**Set problem:** Output every line from the start of the records up to and including the line with "org-level-select[interactable]: 三级 ▼: [506, 121, 648, 142]" as a numbered list, leaving out any blank lines.

╭─ Records supplied

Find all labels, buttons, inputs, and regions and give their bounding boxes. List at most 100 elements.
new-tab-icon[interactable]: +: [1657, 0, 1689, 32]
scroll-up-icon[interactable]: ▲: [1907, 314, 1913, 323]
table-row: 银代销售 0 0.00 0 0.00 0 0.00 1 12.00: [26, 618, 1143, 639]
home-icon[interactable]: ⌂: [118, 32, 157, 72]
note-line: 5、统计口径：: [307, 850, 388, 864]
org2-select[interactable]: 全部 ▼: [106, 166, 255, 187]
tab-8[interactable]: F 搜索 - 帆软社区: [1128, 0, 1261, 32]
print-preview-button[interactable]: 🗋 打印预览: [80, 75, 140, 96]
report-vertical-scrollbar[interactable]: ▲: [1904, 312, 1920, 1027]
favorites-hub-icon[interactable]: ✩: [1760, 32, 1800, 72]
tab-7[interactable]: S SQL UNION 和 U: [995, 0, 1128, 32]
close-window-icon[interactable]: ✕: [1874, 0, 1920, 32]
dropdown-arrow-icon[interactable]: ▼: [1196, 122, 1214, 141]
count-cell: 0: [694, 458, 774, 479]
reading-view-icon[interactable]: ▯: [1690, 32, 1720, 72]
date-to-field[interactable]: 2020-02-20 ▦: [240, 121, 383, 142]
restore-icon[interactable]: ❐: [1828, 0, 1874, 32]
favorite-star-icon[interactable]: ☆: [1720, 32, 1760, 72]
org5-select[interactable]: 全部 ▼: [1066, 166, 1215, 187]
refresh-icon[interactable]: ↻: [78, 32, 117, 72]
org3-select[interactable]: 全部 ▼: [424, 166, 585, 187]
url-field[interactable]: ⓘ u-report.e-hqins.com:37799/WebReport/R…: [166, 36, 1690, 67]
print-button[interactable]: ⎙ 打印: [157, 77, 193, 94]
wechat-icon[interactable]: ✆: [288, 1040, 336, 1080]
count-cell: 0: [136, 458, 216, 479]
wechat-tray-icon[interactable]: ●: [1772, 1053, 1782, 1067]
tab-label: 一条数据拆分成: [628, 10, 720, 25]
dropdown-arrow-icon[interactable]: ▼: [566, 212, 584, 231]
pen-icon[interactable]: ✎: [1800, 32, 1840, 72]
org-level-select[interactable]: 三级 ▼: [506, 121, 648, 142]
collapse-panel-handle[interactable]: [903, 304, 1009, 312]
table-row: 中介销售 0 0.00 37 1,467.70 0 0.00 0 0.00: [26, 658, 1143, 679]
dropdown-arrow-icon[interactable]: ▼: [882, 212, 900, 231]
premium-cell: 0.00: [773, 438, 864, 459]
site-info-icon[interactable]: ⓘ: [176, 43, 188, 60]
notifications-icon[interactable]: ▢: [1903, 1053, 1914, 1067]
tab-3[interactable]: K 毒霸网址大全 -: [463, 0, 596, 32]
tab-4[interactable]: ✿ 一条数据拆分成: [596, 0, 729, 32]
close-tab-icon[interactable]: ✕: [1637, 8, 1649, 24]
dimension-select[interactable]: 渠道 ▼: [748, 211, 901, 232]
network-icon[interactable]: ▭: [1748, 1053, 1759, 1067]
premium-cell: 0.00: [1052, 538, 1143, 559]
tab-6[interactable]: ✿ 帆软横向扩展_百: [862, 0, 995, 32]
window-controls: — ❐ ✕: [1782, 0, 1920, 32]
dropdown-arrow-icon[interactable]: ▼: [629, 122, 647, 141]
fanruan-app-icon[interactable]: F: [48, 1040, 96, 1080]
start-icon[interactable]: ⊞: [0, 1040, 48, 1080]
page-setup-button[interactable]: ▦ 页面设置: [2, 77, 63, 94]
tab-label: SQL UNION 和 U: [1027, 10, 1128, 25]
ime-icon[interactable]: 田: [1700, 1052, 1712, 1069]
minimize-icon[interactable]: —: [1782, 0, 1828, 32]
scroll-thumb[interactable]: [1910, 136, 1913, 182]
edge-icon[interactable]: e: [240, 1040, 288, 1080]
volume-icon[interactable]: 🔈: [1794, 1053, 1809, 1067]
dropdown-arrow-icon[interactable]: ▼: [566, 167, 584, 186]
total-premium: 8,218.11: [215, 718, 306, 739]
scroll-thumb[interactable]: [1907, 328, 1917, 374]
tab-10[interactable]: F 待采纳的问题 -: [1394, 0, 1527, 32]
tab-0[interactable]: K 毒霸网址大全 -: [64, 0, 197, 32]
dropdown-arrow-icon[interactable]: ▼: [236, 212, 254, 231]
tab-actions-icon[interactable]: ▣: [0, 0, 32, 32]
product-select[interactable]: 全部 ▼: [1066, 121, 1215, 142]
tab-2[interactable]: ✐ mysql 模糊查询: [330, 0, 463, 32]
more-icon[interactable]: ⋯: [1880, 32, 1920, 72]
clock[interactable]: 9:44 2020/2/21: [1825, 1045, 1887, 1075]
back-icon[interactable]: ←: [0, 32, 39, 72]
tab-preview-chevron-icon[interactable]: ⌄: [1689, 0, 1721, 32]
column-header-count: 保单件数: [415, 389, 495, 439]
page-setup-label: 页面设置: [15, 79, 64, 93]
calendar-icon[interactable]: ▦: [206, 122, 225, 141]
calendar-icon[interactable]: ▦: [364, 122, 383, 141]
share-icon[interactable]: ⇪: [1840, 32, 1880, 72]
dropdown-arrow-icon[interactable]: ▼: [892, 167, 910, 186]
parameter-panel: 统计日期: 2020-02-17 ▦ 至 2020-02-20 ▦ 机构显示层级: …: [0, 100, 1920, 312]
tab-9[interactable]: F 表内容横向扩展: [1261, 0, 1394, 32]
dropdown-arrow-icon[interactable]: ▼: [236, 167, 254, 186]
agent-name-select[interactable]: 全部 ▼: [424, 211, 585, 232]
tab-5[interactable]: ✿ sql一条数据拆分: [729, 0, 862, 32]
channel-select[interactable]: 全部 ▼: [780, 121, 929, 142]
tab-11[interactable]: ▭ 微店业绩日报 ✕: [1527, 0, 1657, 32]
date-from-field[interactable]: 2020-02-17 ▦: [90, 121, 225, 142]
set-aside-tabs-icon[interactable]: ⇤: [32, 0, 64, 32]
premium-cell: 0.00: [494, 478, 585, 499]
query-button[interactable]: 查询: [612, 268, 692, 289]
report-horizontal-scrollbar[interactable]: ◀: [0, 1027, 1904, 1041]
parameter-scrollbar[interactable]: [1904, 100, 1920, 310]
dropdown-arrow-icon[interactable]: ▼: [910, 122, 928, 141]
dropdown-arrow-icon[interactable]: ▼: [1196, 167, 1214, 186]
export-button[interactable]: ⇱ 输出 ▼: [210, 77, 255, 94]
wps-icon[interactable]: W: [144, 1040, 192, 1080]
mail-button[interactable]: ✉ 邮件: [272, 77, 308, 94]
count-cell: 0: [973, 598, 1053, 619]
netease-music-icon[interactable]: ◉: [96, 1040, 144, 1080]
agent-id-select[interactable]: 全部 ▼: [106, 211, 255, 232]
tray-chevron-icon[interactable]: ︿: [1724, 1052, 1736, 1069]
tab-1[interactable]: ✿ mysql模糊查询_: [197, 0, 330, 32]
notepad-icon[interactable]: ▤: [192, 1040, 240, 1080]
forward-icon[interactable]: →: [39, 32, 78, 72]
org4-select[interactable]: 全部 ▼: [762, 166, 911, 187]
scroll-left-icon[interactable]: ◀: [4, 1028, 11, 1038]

╰─

**In response:**
1. Find all labels, buttons, inputs, and regions and give their bounding boxes. List at most 100 elements.
2. new-tab-icon[interactable]: +: [1657, 0, 1689, 32]
3. scroll-up-icon[interactable]: ▲: [1907, 314, 1913, 323]
4. table-row: 银代销售 0 0.00 0 0.00 0 0.00 1 12.00: [26, 618, 1143, 639]
5. home-icon[interactable]: ⌂: [118, 32, 157, 72]
6. note-line: 5、统计口径：: [307, 850, 388, 864]
7. org2-select[interactable]: 全部 ▼: [106, 166, 255, 187]
8. tab-8[interactable]: F 搜索 - 帆软社区: [1128, 0, 1261, 32]
9. print-preview-button[interactable]: 🗋 打印预览: [80, 75, 140, 96]
10. report-vertical-scrollbar[interactable]: ▲: [1904, 312, 1920, 1027]
11. favorites-hub-icon[interactable]: ✩: [1760, 32, 1800, 72]
12. tab-7[interactable]: S SQL UNION 和 U: [995, 0, 1128, 32]
13. close-window-icon[interactable]: ✕: [1874, 0, 1920, 32]
14. dropdown-arrow-icon[interactable]: ▼: [1196, 122, 1214, 141]
15. count-cell: 0: [694, 458, 774, 479]
16. reading-view-icon[interactable]: ▯: [1690, 32, 1720, 72]
17. date-to-field[interactable]: 2020-02-20 ▦: [240, 121, 383, 142]
18. restore-icon[interactable]: ❐: [1828, 0, 1874, 32]
19. favorite-star-icon[interactable]: ☆: [1720, 32, 1760, 72]
20. org5-select[interactable]: 全部 ▼: [1066, 166, 1215, 187]
21. refresh-icon[interactable]: ↻: [78, 32, 117, 72]
22. org3-select[interactable]: 全部 ▼: [424, 166, 585, 187]
23. url-field[interactable]: ⓘ u-report.e-hqins.com:37799/WebReport/R…: [166, 36, 1690, 67]
24. print-button[interactable]: ⎙ 打印: [157, 77, 193, 94]
25. wechat-icon[interactable]: ✆: [288, 1040, 336, 1080]
26. count-cell: 0: [136, 458, 216, 479]
27. wechat-tray-icon[interactable]: ●: [1772, 1053, 1782, 1067]
28. tab-label: 一条数据拆分成: [628, 10, 720, 25]
29. dropdown-arrow-icon[interactable]: ▼: [566, 212, 584, 231]
30. pen-icon[interactable]: ✎: [1800, 32, 1840, 72]
31. org-level-select[interactable]: 三级 ▼: [506, 121, 648, 142]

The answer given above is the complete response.